**INSTRUCTIONS FOR THE TASK**:
Read the entries below and pull out each line with the string "oregano".

**EXCERPTED RECORDS**:
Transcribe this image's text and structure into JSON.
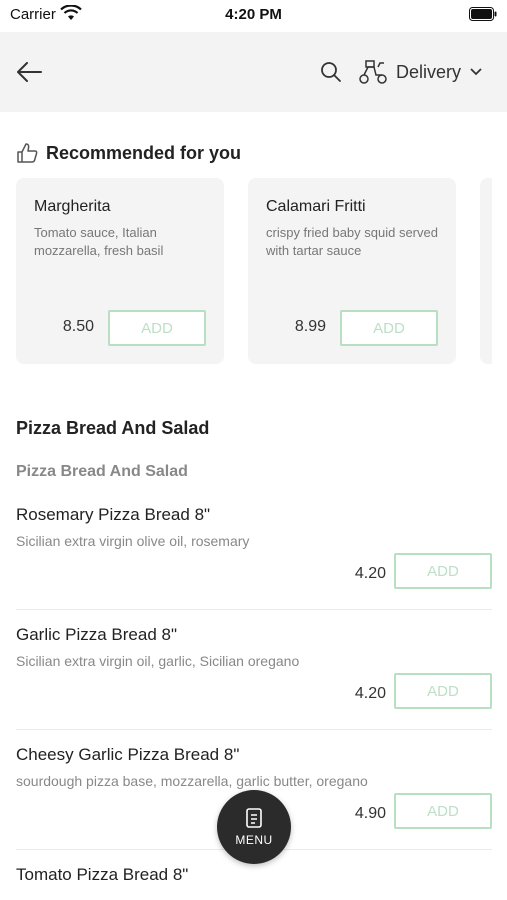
{
  "status_bar": {
    "carrier": "Carrier",
    "time": "4:20 PM"
  },
  "header": {
    "delivery_label": "Delivery"
  },
  "recommended": {
    "title": "Recommended for you",
    "cards": [
      {
        "name": "Margherita",
        "description": "Tomato sauce, Italian mozzarella, fresh basil",
        "price": "8.50",
        "add_label": "ADD"
      },
      {
        "name": "Calamari Fritti",
        "description": "crispy fried baby squid served with tartar sauce",
        "price": "8.99",
        "add_label": "ADD"
      }
    ]
  },
  "section": {
    "title": "Pizza Bread And Salad",
    "subtitle": "Pizza Bread And Salad",
    "items": [
      {
        "name": "Rosemary Pizza Bread 8\"",
        "description": "Sicilian extra virgin olive oil, rosemary",
        "price": "4.20",
        "add_label": "ADD"
      },
      {
        "name": "Garlic Pizza Bread 8\"",
        "description": "Sicilian extra virgin oil, garlic, Sicilian oregano",
        "price": "4.20",
        "add_label": "ADD"
      },
      {
        "name": "Cheesy Garlic Pizza Bread 8\"",
        "description": "sourdough pizza base, mozzarella, garlic butter, oregano",
        "price": "4.90",
        "add_label": "ADD"
      },
      {
        "name": "Tomato Pizza Bread 8\"",
        "description": "",
        "price": "",
        "add_label": ""
      }
    ]
  },
  "menu_button": {
    "label": "MENU"
  },
  "colors": {
    "accent_green": "#b7e0c2",
    "header_bg": "#f3f3f3",
    "fab_bg": "#2b2b2b"
  }
}
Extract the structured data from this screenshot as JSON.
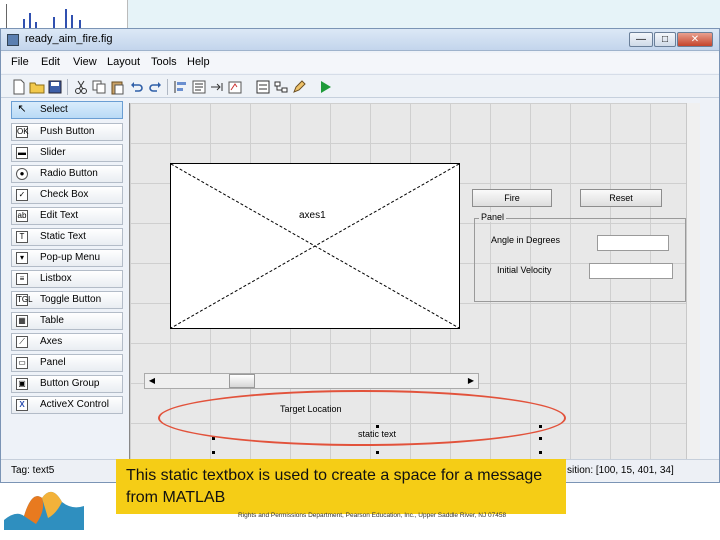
{
  "window": {
    "title": "ready_aim_fire.fig",
    "controls": {
      "minimize": "—",
      "maximize": "□",
      "close": "✕"
    }
  },
  "menu": [
    "File",
    "Edit",
    "View",
    "Layout",
    "Tools",
    "Help"
  ],
  "toolbar": {
    "icons": [
      "new-icon",
      "open-icon",
      "save-icon",
      "cut-icon",
      "copy-icon",
      "paste-icon",
      "undo-icon",
      "redo-icon",
      "align-icon",
      "menu-editor-icon",
      "tab-order-icon",
      "mfile-editor-icon",
      "property-inspector-icon",
      "object-browser-icon",
      "run-icon"
    ]
  },
  "palette": [
    {
      "label": "Select",
      "icon": "arrow-icon"
    },
    {
      "label": "Push Button",
      "icon": "push-button-icon"
    },
    {
      "label": "Slider",
      "icon": "slider-icon"
    },
    {
      "label": "Radio Button",
      "icon": "radio-button-icon"
    },
    {
      "label": "Check Box",
      "icon": "check-box-icon"
    },
    {
      "label": "Edit Text",
      "icon": "edit-text-icon"
    },
    {
      "label": "Static Text",
      "icon": "static-text-icon"
    },
    {
      "label": "Pop-up Menu",
      "icon": "popup-menu-icon"
    },
    {
      "label": "Listbox",
      "icon": "listbox-icon"
    },
    {
      "label": "Toggle Button",
      "icon": "toggle-button-icon"
    },
    {
      "label": "Table",
      "icon": "table-icon"
    },
    {
      "label": "Axes",
      "icon": "axes-icon"
    },
    {
      "label": "Panel",
      "icon": "panel-icon"
    },
    {
      "label": "Button Group",
      "icon": "button-group-icon"
    },
    {
      "label": "ActiveX Control",
      "icon": "activex-icon"
    }
  ],
  "canvas": {
    "axes_label": "axes1",
    "fire_button": "Fire",
    "reset_button": "Reset",
    "panel_title": "Panel",
    "angle_label": "Angle in Degrees",
    "velocity_label": "Initial Velocity",
    "target_label": "Target Location",
    "static_text": "static text"
  },
  "status": {
    "tag": "Tag: text5",
    "position": "sition: [100, 15, 401, 34]"
  },
  "callout": "This static textbox is used to create a space for a message from MATLAB",
  "credit": "Rights and Permissions Department, Pearson Education, Inc., Upper Saddle River, NJ 07458",
  "colors": {
    "callout_bg": "#f5cd16",
    "highlight_oval": "#e2523b",
    "selected_tool": "#b9daf6"
  }
}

**EXERCISE ANSWER**:
        "description": "Sicilian extra virgin oil, garlic, Sicilian oregano",
        "description": "sourdough pizza base, mozzarella, garlic butter, oregano",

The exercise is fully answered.